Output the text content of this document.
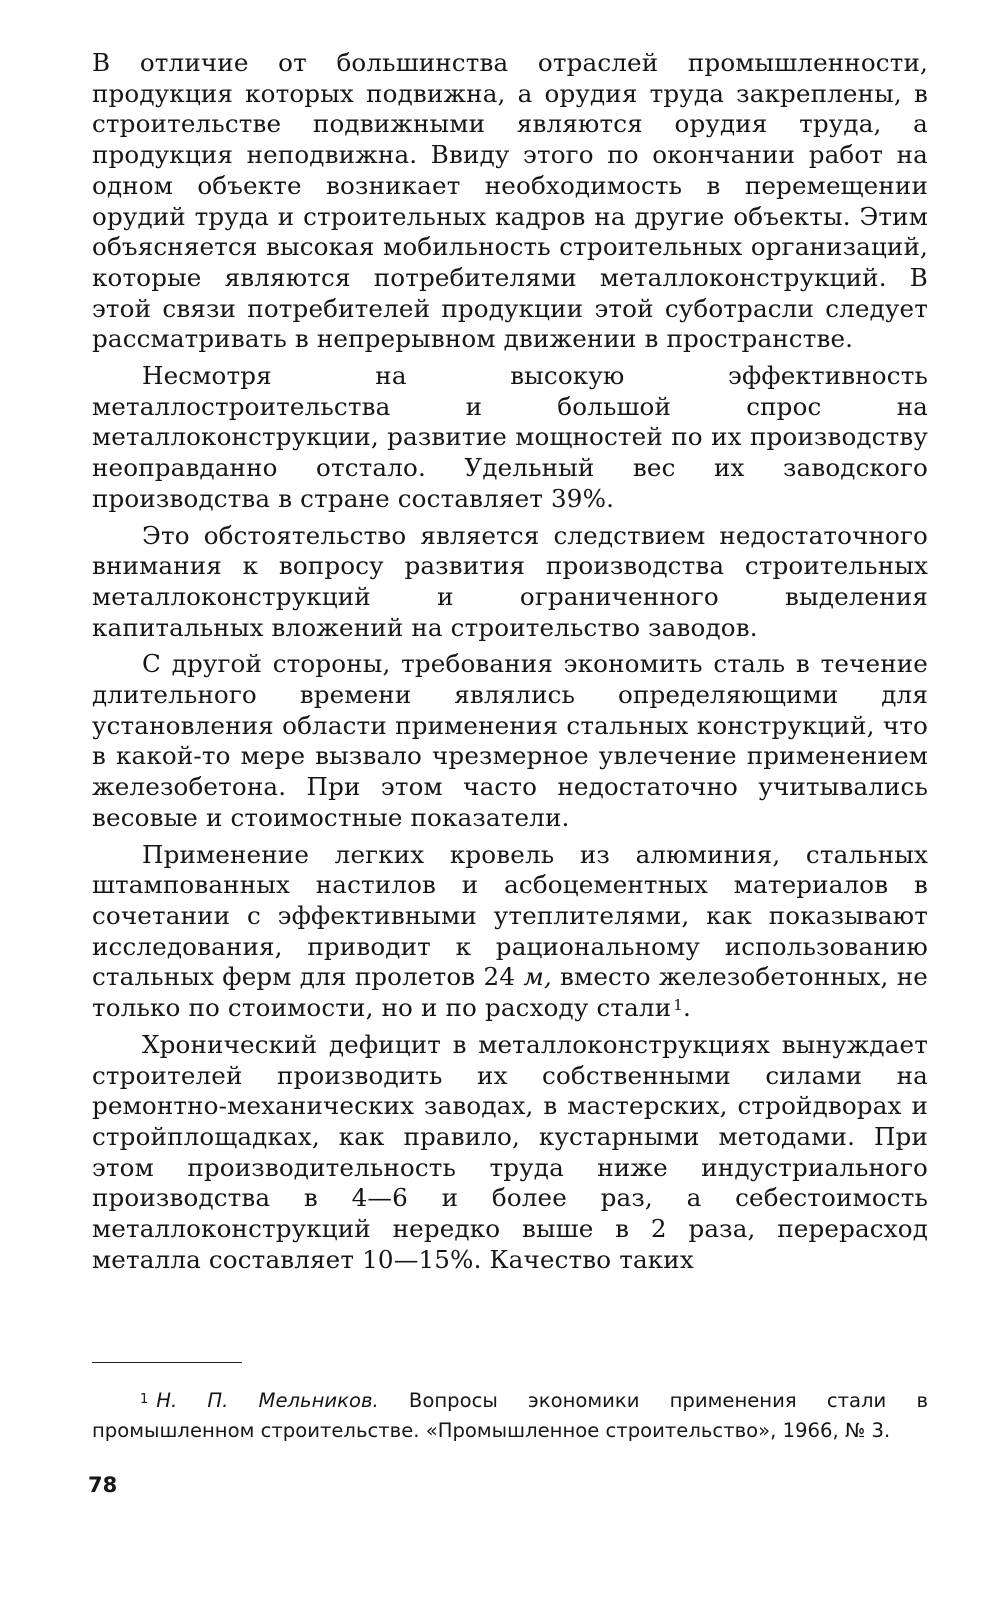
В отличие от большинства отраслей промышленности, продукция которых подвижна, а орудия труда закреплены, в строительстве подвижными являются орудия труда, а продукция неподвижна. Ввиду этого по окончании работ на одном объекте возникает необходимость в перемещении орудий труда и строительных кадров на другие объекты. Этим объясняется высокая мобильность строительных организаций, которые являются потребителями металлоконструкций. В этой связи потребителей продукции этой суботрасли следует рассматривать в непрерывном движении в пространстве.

Несмотря на высокую эффективность металлостроительства и большой спрос на металлоконструкции, развитие мощностей по их производству неоправданно отстало. Удельный вес их заводского производства в стране составляет 39%.

Это обстоятельство является следствием недостаточного внимания к вопросу развития производства строительных металлоконструкций и ограниченного выделения капитальных вложений на строительство заводов.

С другой стороны, требования экономить сталь в течение длительного времени являлись определяющими для установления области применения стальных конструкций, что в какой-то мере вызвало чрезмерное увлечение применением железобетона. При этом часто недостаточно учитывались весовые и стоимостные показатели.

Применение легких кровель из алюминия, стальных штампованных настилов и асбоцементных материалов в сочетании с эффективными утеплителями, как показывают исследования, приводит к рациональному использованию стальных ферм для пролетов 24 м, вместо железобетонных, не только по стоимости, но и по расходу стали $^1$.

Хронический дефицит в металлоконструкциях вынуждает строителей производить их собственными силами на ремонтно-механических заводах, в мастерских, стройдворах и стройплощадках, как правило, кустарными методами. При этом производительность труда ниже индустриального производства в 4—6 и более раз, а себестоимость металлоконструкций нередко выше в 2 раза, перерасход металла составляет 10—15%. Качество таких

$^1$ Н. П. Мельников. Вопросы экономики применения стали в промышленном строительстве. «Промышленное строительство», 1966, № 3.
78
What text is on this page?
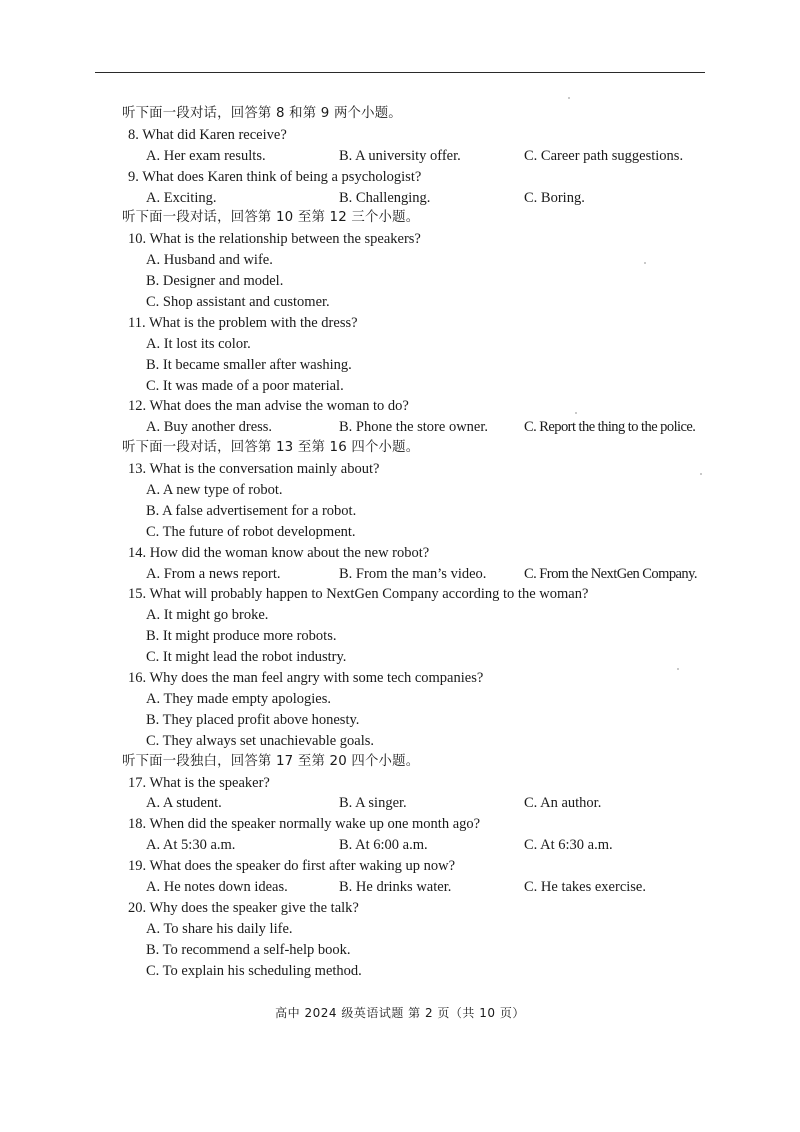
听下面一段对话，回答第 8 和第 9 两个小题。
8. What did Karen receive?
A. Her exam results.	B. A university offer.	C. Career path suggestions.
9. What does Karen think of being a psychologist?
A. Exciting.	B. Challenging.	C. Boring.
听下面一段对话，回答第 10 至第 12 三个小题。
10. What is the relationship between the speakers?
A. Husband and wife.
B. Designer and model.
C. Shop assistant and customer.
11. What is the problem with the dress?
A. It lost its color.
B. It became smaller after washing.
C. It was made of a poor material.
12. What does the man advise the woman to do?
A. Buy another dress.	B. Phone the store owner. C. Report the thing to the police.
听下面一段对话，回答第 13 至第 16 四个小题。
13. What is the conversation mainly about?
A. A new type of robot.
B. A false advertisement for a robot.
C. The future of robot development.
14. How did the woman know about the new robot?
A. From a news report.	B. From the man’s video.	C. From the NextGen Company.
15. What will probably happen to NextGen Company according to the woman?
A. It might go broke.
B. It might produce more robots.
C. It might lead the robot industry.
16. Why does the man feel angry with some tech companies?
A. They made empty apologies.
B. They placed profit above honesty.
C. They always set unachievable goals.
听下面一段独白，回答第 17 至第 20 四个小题。
17. What is the speaker?
A. A student.	B. A singer.	C. An author.
18. When did the speaker normally wake up one month ago?
A. At 5:30 a.m.	B. At 6:00 a.m.	C. At 6:30 a.m.
19. What does the speaker do first after waking up now?
A. He notes down ideas.	B. He drinks water.	C. He takes exercise.
20. Why does the speaker give the talk?
A. To share his daily life.
B. To recommend a self-help book.
C. To explain his scheduling method.
高中 2024 级英语试题 第 2 页（共 10 页）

▶ _What you need to do_: Leave the pictures out and write out every entry exactly as given.

▶ _Expected answer_:
Output the text content of this document.
В отличие от большинства отраслей промышленности, продукция которых подвижна, а орудия труда закреплены, в строительстве подвижными являются орудия труда, а продукция неподвижна. Ввиду этого по окончании работ на одном объекте возникает необходимость в перемещении орудий труда и строительных кадров на другие объекты. Этим объясняется высокая мобильность строительных организаций, которые являются потребителями металлоконструкций. В этой связи потребителей продукции этой суботрасли следует рассматривать в непрерывном движении в пространстве.

Несмотря на высокую эффективность металлостроительства и большой спрос на металлоконструкции, развитие мощностей по их производству неоправданно отстало. Удельный вес их заводского производства в стране составляет 39%.

Это обстоятельство является следствием недостаточного внимания к вопросу развития производства строительных металлоконструкций и ограниченного выделения капитальных вложений на строительство заводов.

С другой стороны, требования экономить сталь в течение длительного времени являлись определяющими для установления области применения стальных конструкций, что в какой-то мере вызвало чрезмерное увлечение применением железобетона. При этом часто недостаточно учитывались весовые и стоимостные показатели.

Применение легких кровель из алюминия, стальных штампованных настилов и асбоцементных материалов в сочетании с эффективными утеплителями, как показывают исследования, приводит к рациональному использованию стальных ферм для пролетов 24 м, вместо железобетонных, не только по стоимости, но и по расходу стали $^1$.

Хронический дефицит в металлоконструкциях вынуждает строителей производить их собственными силами на ремонтно-механических заводах, в мастерских, стройдворах и стройплощадках, как правило, кустарными методами. При этом производительность труда ниже индустриального производства в 4—6 и более раз, а себестоимость металлоконструкций нередко выше в 2 раза, перерасход металла составляет 10—15%. Качество таких

$^1$ Н. П. Мельников. Вопросы экономики применения стали в промышленном строительстве. «Промышленное строительство», 1966, № 3.
78
What text is on this page?
听下面一段对话，回答第 8 和第 9 两个小题。
8. What did Karen receive?
A. Her exam results.	B. A university offer.	C. Career path suggestions.
9. What does Karen think of being a psychologist?
A. Exciting.	B. Challenging.	C. Boring.
听下面一段对话，回答第 10 至第 12 三个小题。
10. What is the relationship between the speakers?
A. Husband and wife.
B. Designer and model.
C. Shop assistant and customer.
11. What is the problem with the dress?
A. It lost its color.
B. It became smaller after washing.
C. It was made of a poor material.
12. What does the man advise the woman to do?
A. Buy another dress.	B. Phone the store owner. C. Report the thing to the police.
听下面一段对话，回答第 13 至第 16 四个小题。
13. What is the conversation mainly about?
A. A new type of robot.
B. A false advertisement for a robot.
C. The future of robot development.
14. How did the woman know about the new robot?
A. From a news report.	B. From the man’s video.	C. From the NextGen Company.
15. What will probably happen to NextGen Company according to the woman?
A. It might go broke.
B. It might produce more robots.
C. It might lead the robot industry.
16. Why does the man feel angry with some tech companies?
A. They made empty apologies.
B. They placed profit above honesty.
C. They always set unachievable goals.
听下面一段独白，回答第 17 至第 20 四个小题。
17. What is the speaker?
A. A student.	B. A singer.	C. An author.
18. When did the speaker normally wake up one month ago?
A. At 5:30 a.m.	B. At 6:00 a.m.	C. At 6:30 a.m.
19. What does the speaker do first after waking up now?
A. He notes down ideas.	B. He drinks water.	C. He takes exercise.
20. Why does the speaker give the talk?
A. To share his daily life.
B. To recommend a self-help book.
C. To explain his scheduling method.
高中 2024 级英语试题 第 2 页（共 10 页）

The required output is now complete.